### What to produce
Going through the material below, please gather all lines with the word "this" in them.

Records that describe figures:
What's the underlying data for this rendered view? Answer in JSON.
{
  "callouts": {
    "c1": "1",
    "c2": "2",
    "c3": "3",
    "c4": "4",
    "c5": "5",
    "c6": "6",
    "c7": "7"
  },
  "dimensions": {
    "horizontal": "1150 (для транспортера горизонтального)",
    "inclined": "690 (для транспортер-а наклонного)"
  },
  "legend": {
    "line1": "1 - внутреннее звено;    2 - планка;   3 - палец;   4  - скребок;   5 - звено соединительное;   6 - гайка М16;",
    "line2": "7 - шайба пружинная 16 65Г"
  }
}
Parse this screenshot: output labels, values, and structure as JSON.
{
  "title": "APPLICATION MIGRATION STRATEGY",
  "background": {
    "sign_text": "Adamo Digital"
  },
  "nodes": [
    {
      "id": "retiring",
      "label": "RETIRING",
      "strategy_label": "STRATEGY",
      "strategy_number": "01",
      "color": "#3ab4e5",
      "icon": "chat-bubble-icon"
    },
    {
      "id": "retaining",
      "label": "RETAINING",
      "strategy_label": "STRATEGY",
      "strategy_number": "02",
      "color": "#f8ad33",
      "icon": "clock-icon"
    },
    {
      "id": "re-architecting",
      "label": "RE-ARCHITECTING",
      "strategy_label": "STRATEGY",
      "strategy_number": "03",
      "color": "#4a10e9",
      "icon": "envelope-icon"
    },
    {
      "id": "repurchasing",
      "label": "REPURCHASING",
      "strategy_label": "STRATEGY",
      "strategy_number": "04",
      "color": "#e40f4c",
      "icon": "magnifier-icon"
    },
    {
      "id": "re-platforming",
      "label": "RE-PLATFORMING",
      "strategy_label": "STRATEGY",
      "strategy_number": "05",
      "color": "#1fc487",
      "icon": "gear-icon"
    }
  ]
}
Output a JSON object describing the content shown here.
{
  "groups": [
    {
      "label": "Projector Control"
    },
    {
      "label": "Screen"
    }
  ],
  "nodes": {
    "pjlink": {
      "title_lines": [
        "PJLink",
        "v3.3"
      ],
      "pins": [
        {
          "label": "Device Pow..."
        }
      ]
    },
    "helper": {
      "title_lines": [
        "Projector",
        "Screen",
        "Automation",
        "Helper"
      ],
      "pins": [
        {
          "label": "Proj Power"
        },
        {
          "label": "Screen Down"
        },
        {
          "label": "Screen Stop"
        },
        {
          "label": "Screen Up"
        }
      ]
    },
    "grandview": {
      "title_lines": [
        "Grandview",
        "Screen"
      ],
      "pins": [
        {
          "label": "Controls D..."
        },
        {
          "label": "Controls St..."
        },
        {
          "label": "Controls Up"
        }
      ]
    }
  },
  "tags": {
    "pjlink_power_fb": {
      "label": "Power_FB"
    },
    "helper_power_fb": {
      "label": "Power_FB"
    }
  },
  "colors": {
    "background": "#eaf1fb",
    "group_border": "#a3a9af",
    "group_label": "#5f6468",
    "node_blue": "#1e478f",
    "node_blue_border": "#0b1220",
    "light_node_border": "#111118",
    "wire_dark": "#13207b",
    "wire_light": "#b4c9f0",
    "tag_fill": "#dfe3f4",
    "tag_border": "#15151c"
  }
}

### Exercise result
What's the underlying data for this rendered view? Answer in JSON.
Parse this screenshot: output labels, values, and structure as JSON.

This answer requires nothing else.